▶ _Task prompt_:
Retype the material word for word.

begin Exercise inputs

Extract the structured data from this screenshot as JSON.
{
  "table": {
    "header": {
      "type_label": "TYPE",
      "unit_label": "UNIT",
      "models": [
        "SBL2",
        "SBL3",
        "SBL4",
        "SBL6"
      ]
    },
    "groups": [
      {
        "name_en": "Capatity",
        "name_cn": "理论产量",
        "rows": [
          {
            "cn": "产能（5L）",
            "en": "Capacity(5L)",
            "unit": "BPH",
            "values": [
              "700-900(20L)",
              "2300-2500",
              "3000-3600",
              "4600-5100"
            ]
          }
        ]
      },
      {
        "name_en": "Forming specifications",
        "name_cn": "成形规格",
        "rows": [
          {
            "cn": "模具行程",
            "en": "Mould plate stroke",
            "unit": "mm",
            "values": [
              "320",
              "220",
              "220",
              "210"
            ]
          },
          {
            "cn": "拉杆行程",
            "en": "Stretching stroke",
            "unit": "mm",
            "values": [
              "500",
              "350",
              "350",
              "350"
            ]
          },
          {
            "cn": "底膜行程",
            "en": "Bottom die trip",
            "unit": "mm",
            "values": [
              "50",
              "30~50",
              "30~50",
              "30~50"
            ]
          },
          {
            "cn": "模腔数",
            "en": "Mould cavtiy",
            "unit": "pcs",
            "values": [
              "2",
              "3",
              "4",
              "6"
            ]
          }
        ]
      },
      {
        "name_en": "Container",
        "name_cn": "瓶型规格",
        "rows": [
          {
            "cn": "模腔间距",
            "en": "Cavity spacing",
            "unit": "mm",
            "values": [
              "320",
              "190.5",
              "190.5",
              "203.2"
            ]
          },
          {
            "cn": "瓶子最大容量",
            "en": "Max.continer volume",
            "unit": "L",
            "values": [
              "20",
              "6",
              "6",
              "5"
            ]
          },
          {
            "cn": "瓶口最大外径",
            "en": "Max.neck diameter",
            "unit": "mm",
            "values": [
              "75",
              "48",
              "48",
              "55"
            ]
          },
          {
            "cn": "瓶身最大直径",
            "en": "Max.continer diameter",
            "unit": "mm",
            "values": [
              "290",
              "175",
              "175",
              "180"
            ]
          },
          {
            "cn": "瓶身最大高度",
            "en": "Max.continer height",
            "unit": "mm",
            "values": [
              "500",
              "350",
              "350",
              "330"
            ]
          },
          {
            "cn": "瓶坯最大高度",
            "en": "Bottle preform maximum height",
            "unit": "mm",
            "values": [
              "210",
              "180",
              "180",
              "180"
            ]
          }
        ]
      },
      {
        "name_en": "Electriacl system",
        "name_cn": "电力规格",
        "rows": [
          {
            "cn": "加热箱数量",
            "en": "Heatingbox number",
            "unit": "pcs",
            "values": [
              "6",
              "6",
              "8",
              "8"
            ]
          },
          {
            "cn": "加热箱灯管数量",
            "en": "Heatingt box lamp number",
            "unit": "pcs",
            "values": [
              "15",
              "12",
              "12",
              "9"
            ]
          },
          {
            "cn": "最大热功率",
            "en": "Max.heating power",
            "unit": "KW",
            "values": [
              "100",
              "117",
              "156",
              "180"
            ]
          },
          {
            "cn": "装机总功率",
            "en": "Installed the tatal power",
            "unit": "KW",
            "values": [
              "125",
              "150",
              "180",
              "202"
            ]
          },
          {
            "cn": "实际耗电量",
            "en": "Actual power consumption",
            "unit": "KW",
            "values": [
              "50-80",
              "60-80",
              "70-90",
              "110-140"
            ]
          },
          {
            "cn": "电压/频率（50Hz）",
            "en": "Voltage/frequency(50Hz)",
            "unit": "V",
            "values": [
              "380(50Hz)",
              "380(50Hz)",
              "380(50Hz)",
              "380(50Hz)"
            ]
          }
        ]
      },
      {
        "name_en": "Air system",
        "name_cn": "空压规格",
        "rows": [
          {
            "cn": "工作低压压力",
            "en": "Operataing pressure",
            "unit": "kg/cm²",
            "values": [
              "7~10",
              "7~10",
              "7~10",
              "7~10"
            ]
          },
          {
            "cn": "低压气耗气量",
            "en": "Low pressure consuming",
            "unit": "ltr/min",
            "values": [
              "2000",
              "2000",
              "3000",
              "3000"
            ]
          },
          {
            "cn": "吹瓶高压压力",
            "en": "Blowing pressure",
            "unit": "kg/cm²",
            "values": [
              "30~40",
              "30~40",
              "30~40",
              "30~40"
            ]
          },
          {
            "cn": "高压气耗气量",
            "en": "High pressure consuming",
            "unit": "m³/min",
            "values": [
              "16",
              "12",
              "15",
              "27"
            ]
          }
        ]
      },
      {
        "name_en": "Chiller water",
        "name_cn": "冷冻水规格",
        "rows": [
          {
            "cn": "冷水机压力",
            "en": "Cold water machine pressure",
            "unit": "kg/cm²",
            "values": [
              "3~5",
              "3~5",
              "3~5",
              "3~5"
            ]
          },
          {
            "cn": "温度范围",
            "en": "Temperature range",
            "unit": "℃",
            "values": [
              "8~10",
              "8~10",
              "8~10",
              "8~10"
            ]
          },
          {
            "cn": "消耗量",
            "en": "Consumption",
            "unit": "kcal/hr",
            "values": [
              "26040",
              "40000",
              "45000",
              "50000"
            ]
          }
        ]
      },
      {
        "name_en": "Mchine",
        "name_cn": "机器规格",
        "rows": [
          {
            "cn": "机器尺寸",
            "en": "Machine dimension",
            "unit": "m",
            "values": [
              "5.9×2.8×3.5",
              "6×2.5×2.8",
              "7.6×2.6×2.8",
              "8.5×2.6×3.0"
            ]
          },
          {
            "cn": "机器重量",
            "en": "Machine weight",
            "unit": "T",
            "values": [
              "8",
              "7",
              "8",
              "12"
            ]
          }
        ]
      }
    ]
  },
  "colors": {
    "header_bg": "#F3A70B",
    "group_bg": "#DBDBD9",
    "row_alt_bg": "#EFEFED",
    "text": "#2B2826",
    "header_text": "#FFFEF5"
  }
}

end Exercise inputs

▶ _Exercise output_:
Extract the structured data from this screenshot as JSON.
{
  "table": {
    "header": {
      "type_label": "TYPE",
      "unit_label": "UNIT",
      "models": [
        "SBL2",
        "SBL3",
        "SBL4",
        "SBL6"
      ]
    },
    "groups": [
      {
        "name_en": "Capatity",
        "name_cn": "理论产量",
        "rows": [
          {
            "cn": "产能（5L）",
            "en": "Capacity(5L)",
            "unit": "BPH",
            "values": [
              "700-900(20L)",
              "2300-2500",
              "3000-3600",
              "4600-5100"
            ]
          }
        ]
      },
      {
        "name_en": "Forming specifications",
        "name_cn": "成形规格",
        "rows": [
          {
            "cn": "模具行程",
            "en": "Mould plate stroke",
            "unit": "mm",
            "values": [
              "320",
              "220",
              "220",
              "210"
            ]
          },
          {
            "cn": "拉杆行程",
            "en": "Stretching stroke",
            "unit": "mm",
            "values": [
              "500",
              "350",
              "350",
              "350"
            ]
          },
          {
            "cn": "底膜行程",
            "en": "Bottom die trip",
            "unit": "mm",
            "values": [
              "50",
              "30~50",
              "30~50",
              "30~50"
            ]
          },
          {
            "cn": "模腔数",
            "en": "Mould cavtiy",
            "unit": "pcs",
            "values": [
              "2",
              "3",
              "4",
              "6"
            ]
          }
        ]
      },
      {
        "name_en": "Container",
        "name_cn": "瓶型规格",
        "rows": [
          {
            "cn": "模腔间距",
            "en": "Cavity spacing",
            "unit": "mm",
            "values": [
              "320",
              "190.5",
              "190.5",
              "203.2"
            ]
          },
          {
            "cn": "瓶子最大容量",
            "en": "Max.continer volume",
            "unit": "L",
            "values": [
              "20",
              "6",
              "6",
              "5"
            ]
          },
          {
            "cn": "瓶口最大外径",
            "en": "Max.neck diameter",
            "unit": "mm",
            "values": [
              "75",
              "48",
              "48",
              "55"
            ]
          },
          {
            "cn": "瓶身最大直径",
            "en": "Max.continer diameter",
            "unit": "mm",
            "values": [
              "290",
              "175",
              "175",
              "180"
            ]
          },
          {
            "cn": "瓶身最大高度",
            "en": "Max.continer height",
            "unit": "mm",
            "values": [
              "500",
              "350",
              "350",
              "330"
            ]
          },
          {
            "cn": "瓶坯最大高度",
            "en": "Bottle preform maximum height",
            "unit": "mm",
            "values": [
              "210",
              "180",
              "180",
              "180"
            ]
          }
        ]
      },
      {
        "name_en": "Electriacl system",
        "name_cn": "电力规格",
        "rows": [
          {
            "cn": "加热箱数量",
            "en": "Heatingbox number",
            "unit": "pcs",
            "values": [
              "6",
              "6",
              "8",
              "8"
            ]
          },
          {
            "cn": "加热箱灯管数量",
            "en": "Heatingt box lamp number",
            "unit": "pcs",
            "values": [
              "15",
              "12",
              "12",
              "9"
            ]
          },
          {
            "cn": "最大热功率",
            "en": "Max.heating power",
            "unit": "KW",
            "values": [
              "100",
              "117",
              "156",
              "180"
            ]
          },
          {
            "cn": "装机总功率",
            "en": "Installed the tatal power",
            "unit": "KW",
            "values": [
              "125",
              "150",
              "180",
              "202"
            ]
          },
          {
            "cn": "实际耗电量",
            "en": "Actual power consumption",
            "unit": "KW",
            "values": [
              "50-80",
              "60-80",
              "70-90",
              "110-140"
            ]
          },
          {
            "cn": "电压/频率（50Hz）",
            "en": "Voltage/frequency(50Hz)",
            "unit": "V",
            "values": [
              "380(50Hz)",
              "380(50Hz)",
              "380(50Hz)",
              "380(50Hz)"
            ]
          }
        ]
      },
      {
        "name_en": "Air system",
        "name_cn": "空压规格",
        "rows": [
          {
            "cn": "工作低压压力",
            "en": "Operataing pressure",
            "unit": "kg/cm²",
            "values": [
              "7~10",
              "7~10",
              "7~10",
              "7~10"
            ]
          },
          {
            "cn": "低压气耗气量",
            "en": "Low pressure consuming",
            "unit": "ltr/min",
            "values": [
              "2000",
              "2000",
              "3000",
              "3000"
            ]
          },
          {
            "cn": "吹瓶高压压力",
            "en": "Blowing pressure",
            "unit": "kg/cm²",
            "values": [
              "30~40",
              "30~40",
              "30~40",
              "30~40"
            ]
          },
          {
            "cn": "高压气耗气量",
            "en": "High pressure consuming",
            "unit": "m³/min",
            "values": [
              "16",
              "12",
              "15",
              "27"
            ]
          }
        ]
      },
      {
        "name_en": "Chiller water",
        "name_cn": "冷冻水规格",
        "rows": [
          {
            "cn": "冷水机压力",
            "en": "Cold water machine pressure",
            "unit": "kg/cm²",
            "values": [
              "3~5",
              "3~5",
              "3~5",
              "3~5"
            ]
          },
          {
            "cn": "温度范围",
            "en": "Temperature range",
            "unit": "℃",
            "values": [
              "8~10",
              "8~10",
              "8~10",
              "8~10"
            ]
          },
          {
            "cn": "消耗量",
            "en": "Consumption",
            "unit": "kcal/hr",
            "values": [
              "26040",
              "40000",
              "45000",
              "50000"
            ]
          }
        ]
      },
      {
        "name_en": "Mchine",
        "name_cn": "机器规格",
        "rows": [
          {
            "cn": "机器尺寸",
            "en": "Machine dimension",
            "unit": "m",
            "values": [
              "5.9×2.8×3.5",
              "6×2.5×2.8",
              "7.6×2.6×2.8",
              "8.5×2.6×3.0"
            ]
          },
          {
            "cn": "机器重量",
            "en": "Machine weight",
            "unit": "T",
            "values": [
              "8",
              "7",
              "8",
              "12"
            ]
          }
        ]
      }
    ]
  },
  "colors": {
    "header_bg": "#F3A70B",
    "group_bg": "#DBDBD9",
    "row_alt_bg": "#EFEFED",
    "text": "#2B2826",
    "header_text": "#FFFEF5"
  }
}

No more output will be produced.